Required task – Please output the records below in full, exactly as given, but without the images.

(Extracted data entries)
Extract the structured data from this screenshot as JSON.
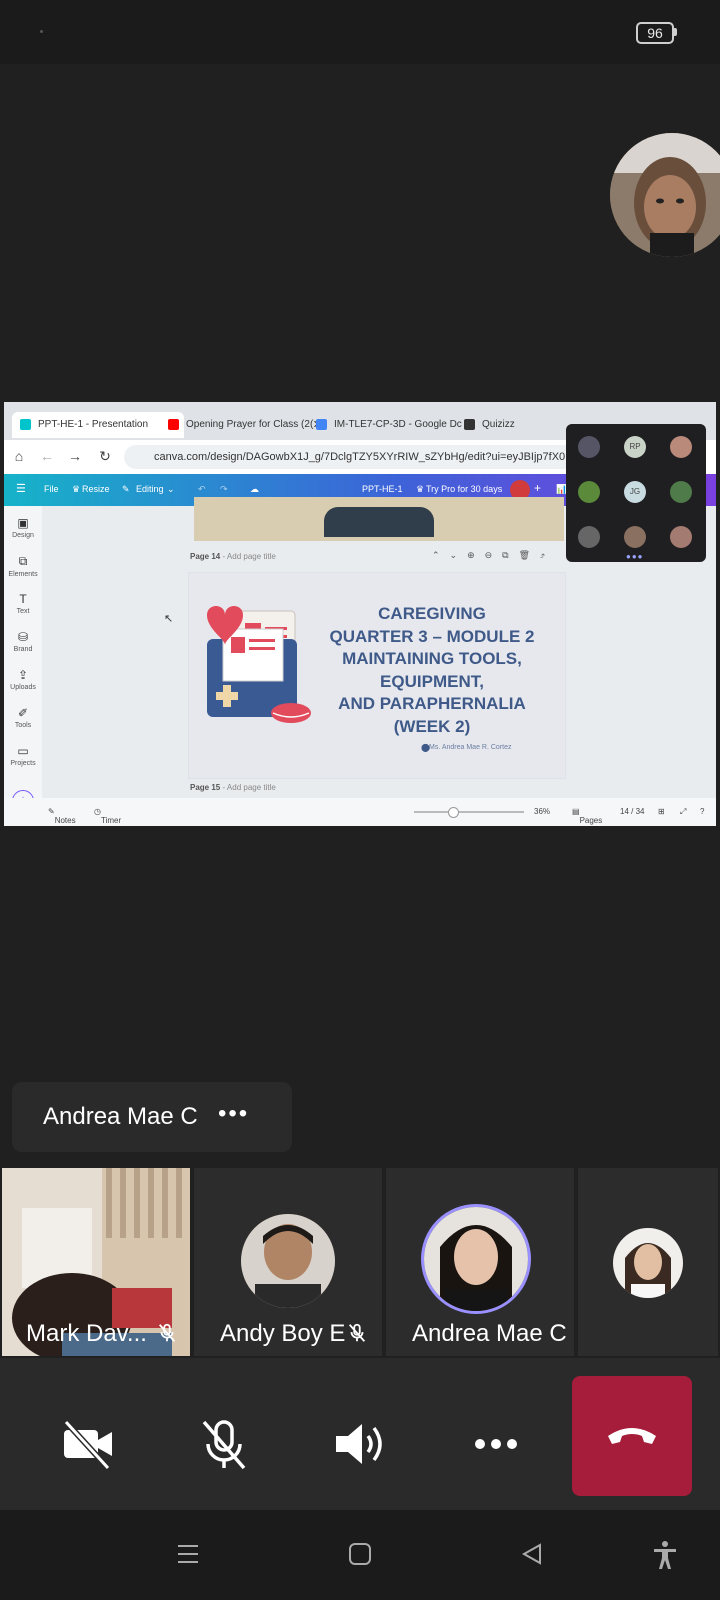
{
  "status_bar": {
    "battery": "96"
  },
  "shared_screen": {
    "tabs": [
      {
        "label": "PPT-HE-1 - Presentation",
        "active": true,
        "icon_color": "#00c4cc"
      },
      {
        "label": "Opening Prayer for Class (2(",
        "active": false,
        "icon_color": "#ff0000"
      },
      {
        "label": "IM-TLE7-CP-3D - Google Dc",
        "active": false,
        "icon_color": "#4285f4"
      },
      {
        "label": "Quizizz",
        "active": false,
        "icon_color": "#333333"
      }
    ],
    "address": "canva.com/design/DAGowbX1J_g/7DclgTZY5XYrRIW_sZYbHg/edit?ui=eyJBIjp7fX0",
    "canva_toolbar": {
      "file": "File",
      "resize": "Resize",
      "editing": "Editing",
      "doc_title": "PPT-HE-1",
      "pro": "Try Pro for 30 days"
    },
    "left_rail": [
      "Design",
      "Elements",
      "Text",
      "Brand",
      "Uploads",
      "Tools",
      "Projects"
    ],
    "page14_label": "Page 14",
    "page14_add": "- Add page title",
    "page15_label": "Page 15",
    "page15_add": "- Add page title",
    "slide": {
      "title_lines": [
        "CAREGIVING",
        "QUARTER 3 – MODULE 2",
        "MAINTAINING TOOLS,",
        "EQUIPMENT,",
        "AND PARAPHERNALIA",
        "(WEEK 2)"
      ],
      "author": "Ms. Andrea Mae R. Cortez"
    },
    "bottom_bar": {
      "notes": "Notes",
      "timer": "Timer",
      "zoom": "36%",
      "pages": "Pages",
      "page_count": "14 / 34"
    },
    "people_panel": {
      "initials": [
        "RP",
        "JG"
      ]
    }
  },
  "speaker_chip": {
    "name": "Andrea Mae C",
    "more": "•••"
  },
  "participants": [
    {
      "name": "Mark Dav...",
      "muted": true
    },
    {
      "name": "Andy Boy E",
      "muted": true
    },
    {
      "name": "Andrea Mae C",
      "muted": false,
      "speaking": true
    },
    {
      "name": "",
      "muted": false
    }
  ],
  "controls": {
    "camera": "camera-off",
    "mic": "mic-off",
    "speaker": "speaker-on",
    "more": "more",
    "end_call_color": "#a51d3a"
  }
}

Complete response –
Extract the structured data from this screenshot as JSON.
{
  "status_bar": {
    "battery": "96"
  },
  "shared_screen": {
    "tabs": [
      {
        "label": "PPT-HE-1 - Presentation",
        "active": true,
        "icon_color": "#00c4cc"
      },
      {
        "label": "Opening Prayer for Class (2(",
        "active": false,
        "icon_color": "#ff0000"
      },
      {
        "label": "IM-TLE7-CP-3D - Google Dc",
        "active": false,
        "icon_color": "#4285f4"
      },
      {
        "label": "Quizizz",
        "active": false,
        "icon_color": "#333333"
      }
    ],
    "address": "canva.com/design/DAGowbX1J_g/7DclgTZY5XYrRIW_sZYbHg/edit?ui=eyJBIjp7fX0",
    "canva_toolbar": {
      "file": "File",
      "resize": "Resize",
      "editing": "Editing",
      "doc_title": "PPT-HE-1",
      "pro": "Try Pro for 30 days"
    },
    "left_rail": [
      "Design",
      "Elements",
      "Text",
      "Brand",
      "Uploads",
      "Tools",
      "Projects"
    ],
    "page14_label": "Page 14",
    "page14_add": "- Add page title",
    "page15_label": "Page 15",
    "page15_add": "- Add page title",
    "slide": {
      "title_lines": [
        "CAREGIVING",
        "QUARTER 3 – MODULE 2",
        "MAINTAINING TOOLS,",
        "EQUIPMENT,",
        "AND PARAPHERNALIA",
        "(WEEK 2)"
      ],
      "author": "Ms. Andrea Mae R. Cortez"
    },
    "bottom_bar": {
      "notes": "Notes",
      "timer": "Timer",
      "zoom": "36%",
      "pages": "Pages",
      "page_count": "14 / 34"
    },
    "people_panel": {
      "initials": [
        "RP",
        "JG"
      ]
    }
  },
  "speaker_chip": {
    "name": "Andrea Mae C",
    "more": "•••"
  },
  "participants": [
    {
      "name": "Mark Dav...",
      "muted": true
    },
    {
      "name": "Andy Boy E",
      "muted": true
    },
    {
      "name": "Andrea Mae C",
      "muted": false,
      "speaking": true
    },
    {
      "name": "",
      "muted": false
    }
  ],
  "controls": {
    "camera": "camera-off",
    "mic": "mic-off",
    "speaker": "speaker-on",
    "more": "more",
    "end_call_color": "#a51d3a"
  }
}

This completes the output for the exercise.